## Start TASK INPUTS
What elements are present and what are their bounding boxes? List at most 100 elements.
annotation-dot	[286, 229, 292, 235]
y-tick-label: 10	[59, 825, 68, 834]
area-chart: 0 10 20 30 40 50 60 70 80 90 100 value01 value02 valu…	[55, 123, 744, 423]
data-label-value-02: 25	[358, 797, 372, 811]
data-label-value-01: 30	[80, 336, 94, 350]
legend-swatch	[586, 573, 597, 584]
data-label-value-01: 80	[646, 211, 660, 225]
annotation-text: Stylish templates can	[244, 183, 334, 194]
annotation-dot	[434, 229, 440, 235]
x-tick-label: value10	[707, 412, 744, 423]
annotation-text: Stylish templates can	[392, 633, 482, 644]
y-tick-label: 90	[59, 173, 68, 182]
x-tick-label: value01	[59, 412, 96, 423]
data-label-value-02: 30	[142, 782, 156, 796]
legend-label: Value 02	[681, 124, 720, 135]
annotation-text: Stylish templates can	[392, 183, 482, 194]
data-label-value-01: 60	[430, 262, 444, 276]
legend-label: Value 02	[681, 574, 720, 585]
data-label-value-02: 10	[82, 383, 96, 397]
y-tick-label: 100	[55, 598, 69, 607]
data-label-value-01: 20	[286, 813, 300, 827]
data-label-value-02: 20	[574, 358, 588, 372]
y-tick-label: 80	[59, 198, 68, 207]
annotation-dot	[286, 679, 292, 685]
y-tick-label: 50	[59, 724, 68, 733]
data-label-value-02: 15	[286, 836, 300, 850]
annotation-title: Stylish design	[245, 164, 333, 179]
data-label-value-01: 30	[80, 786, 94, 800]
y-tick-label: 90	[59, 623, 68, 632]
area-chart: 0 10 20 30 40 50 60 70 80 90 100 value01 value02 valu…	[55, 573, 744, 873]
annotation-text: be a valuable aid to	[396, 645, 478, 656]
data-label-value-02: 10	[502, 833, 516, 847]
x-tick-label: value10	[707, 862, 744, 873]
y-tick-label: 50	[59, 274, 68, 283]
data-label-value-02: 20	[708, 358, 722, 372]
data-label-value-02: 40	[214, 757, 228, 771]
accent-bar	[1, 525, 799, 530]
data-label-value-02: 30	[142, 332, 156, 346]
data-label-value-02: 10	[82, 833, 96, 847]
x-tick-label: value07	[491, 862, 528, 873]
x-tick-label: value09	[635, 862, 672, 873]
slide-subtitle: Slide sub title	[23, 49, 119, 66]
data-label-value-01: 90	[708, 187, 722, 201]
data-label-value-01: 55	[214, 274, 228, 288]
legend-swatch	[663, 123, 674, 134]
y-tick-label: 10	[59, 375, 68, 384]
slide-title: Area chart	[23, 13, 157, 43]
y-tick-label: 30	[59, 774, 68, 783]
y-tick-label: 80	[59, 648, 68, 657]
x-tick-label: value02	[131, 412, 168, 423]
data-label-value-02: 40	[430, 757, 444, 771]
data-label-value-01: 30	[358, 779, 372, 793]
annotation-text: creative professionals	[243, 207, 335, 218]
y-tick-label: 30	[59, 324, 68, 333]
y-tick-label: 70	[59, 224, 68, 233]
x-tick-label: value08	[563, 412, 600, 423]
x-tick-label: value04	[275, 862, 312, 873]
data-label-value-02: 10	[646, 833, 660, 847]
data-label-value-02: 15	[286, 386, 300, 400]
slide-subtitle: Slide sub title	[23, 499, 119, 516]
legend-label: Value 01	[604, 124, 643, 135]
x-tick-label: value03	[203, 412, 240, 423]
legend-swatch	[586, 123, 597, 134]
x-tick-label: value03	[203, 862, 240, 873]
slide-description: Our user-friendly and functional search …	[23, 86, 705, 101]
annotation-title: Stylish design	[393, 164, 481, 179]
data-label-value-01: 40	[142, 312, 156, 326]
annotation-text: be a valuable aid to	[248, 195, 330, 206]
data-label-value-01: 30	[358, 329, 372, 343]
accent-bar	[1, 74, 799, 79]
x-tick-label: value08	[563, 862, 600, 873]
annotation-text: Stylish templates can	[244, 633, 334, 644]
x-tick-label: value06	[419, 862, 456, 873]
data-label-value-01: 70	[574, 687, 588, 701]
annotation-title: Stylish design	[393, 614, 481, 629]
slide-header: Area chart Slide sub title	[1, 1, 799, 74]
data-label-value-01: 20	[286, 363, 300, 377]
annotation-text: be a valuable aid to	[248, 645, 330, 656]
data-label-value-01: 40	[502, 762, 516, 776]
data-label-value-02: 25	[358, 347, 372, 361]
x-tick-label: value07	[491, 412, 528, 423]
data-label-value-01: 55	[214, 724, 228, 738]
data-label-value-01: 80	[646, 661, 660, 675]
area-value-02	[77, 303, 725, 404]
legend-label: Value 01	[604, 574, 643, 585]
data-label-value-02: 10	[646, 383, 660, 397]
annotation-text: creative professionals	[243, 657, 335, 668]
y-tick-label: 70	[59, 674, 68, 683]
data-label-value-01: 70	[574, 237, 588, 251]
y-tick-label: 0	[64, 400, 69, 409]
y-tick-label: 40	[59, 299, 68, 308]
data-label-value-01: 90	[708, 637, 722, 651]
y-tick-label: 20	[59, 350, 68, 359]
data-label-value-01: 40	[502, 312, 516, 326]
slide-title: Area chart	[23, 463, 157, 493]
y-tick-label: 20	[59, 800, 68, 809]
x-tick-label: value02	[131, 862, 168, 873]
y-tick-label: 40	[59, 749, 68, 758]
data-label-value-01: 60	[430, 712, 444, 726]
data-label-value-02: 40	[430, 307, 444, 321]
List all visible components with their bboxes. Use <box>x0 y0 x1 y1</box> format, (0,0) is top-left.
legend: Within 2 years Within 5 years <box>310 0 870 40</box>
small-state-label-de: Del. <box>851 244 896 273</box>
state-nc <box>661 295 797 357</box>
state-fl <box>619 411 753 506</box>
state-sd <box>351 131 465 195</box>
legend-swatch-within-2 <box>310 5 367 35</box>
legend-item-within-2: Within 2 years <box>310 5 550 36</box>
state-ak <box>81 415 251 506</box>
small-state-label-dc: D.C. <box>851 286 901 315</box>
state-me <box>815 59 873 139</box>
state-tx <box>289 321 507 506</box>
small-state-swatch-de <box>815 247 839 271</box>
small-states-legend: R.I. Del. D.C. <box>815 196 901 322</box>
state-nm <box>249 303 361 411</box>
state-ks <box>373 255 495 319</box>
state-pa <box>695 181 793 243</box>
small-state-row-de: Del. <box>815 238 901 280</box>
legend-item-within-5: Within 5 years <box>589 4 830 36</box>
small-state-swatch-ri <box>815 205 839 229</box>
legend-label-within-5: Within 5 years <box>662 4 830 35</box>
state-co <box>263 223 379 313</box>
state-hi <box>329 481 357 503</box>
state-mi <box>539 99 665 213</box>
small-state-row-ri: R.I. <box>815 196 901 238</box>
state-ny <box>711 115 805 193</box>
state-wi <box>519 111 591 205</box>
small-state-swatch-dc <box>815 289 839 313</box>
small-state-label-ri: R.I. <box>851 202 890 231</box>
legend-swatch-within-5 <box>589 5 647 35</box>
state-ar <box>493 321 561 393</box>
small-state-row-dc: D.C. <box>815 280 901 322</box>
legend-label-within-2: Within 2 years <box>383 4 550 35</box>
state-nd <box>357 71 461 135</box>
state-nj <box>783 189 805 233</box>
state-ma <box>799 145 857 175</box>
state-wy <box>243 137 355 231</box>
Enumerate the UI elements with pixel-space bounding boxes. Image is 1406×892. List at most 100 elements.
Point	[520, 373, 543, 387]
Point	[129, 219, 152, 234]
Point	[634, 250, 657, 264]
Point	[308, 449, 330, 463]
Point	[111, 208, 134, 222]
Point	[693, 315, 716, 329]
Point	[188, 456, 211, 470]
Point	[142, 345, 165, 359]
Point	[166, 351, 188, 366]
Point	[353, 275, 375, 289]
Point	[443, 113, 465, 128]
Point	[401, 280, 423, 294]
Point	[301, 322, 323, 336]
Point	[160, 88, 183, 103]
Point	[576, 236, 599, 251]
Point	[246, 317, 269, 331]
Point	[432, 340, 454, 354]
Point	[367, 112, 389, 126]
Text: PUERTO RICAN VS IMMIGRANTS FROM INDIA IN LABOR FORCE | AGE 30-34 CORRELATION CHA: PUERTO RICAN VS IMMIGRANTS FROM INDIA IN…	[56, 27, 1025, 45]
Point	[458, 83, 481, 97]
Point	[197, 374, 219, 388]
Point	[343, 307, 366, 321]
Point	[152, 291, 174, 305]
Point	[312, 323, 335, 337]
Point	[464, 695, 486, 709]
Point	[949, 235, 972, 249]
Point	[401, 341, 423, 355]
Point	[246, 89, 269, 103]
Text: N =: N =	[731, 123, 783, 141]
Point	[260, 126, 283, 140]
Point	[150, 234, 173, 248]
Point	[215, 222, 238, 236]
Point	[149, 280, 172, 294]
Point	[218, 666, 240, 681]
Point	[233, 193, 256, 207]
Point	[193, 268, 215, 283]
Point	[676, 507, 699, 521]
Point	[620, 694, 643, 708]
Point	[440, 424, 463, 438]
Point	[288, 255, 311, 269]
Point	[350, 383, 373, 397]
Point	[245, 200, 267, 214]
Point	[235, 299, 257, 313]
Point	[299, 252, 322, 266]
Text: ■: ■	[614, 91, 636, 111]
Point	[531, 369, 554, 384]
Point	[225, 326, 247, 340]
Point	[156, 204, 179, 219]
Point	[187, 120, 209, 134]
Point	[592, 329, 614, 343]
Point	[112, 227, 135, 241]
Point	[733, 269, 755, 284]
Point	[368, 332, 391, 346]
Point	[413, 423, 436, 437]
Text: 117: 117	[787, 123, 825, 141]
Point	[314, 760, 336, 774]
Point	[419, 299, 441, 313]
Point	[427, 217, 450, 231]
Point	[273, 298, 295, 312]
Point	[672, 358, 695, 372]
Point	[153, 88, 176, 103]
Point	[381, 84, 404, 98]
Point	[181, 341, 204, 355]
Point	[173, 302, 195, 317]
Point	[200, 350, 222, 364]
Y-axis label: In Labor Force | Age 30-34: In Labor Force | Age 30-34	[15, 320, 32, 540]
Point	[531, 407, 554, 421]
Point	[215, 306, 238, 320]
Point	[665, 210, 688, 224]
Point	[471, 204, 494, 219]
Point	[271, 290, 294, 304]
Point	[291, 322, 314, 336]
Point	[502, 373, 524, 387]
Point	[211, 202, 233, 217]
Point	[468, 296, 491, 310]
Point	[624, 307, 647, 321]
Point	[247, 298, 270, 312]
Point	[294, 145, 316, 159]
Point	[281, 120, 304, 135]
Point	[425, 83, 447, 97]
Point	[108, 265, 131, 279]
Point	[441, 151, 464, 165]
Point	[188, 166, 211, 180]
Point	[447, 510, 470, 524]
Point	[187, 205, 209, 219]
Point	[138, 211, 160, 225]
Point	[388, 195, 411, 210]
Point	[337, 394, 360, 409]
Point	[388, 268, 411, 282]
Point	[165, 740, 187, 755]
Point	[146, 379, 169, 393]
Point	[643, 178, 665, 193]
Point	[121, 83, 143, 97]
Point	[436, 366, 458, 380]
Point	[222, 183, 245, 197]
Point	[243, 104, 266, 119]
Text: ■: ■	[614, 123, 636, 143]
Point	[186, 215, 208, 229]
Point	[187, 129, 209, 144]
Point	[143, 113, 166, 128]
## End TASK INPUTS
SHORT TASK: Please pull out every line from the start of the records through the line containing "598, 69, 607]", inclusive, and reproduce each one unchanged.

SOLUTION:
What elements are present and what are their bounding boxes? List at most 100 elements.
annotation-dot	[286, 229, 292, 235]
y-tick-label: 10	[59, 825, 68, 834]
area-chart: 0 10 20 30 40 50 60 70 80 90 100 value01 value02 valu…	[55, 123, 744, 423]
data-label-value-02: 25	[358, 797, 372, 811]
data-label-value-01: 30	[80, 336, 94, 350]
legend-swatch	[586, 573, 597, 584]
data-label-value-01: 80	[646, 211, 660, 225]
annotation-text: Stylish templates can	[244, 183, 334, 194]
annotation-dot	[434, 229, 440, 235]
x-tick-label: value10	[707, 412, 744, 423]
annotation-text: Stylish templates can	[392, 633, 482, 644]
y-tick-label: 90	[59, 173, 68, 182]
x-tick-label: value01	[59, 412, 96, 423]
data-label-value-02: 30	[142, 782, 156, 796]
legend-label: Value 02	[681, 124, 720, 135]
annotation-text: Stylish templates can	[392, 183, 482, 194]
data-label-value-01: 60	[430, 262, 444, 276]
legend-label: Value 02	[681, 574, 720, 585]
data-label-value-02: 10	[82, 383, 96, 397]
y-tick-label: 100	[55, 598, 69, 607]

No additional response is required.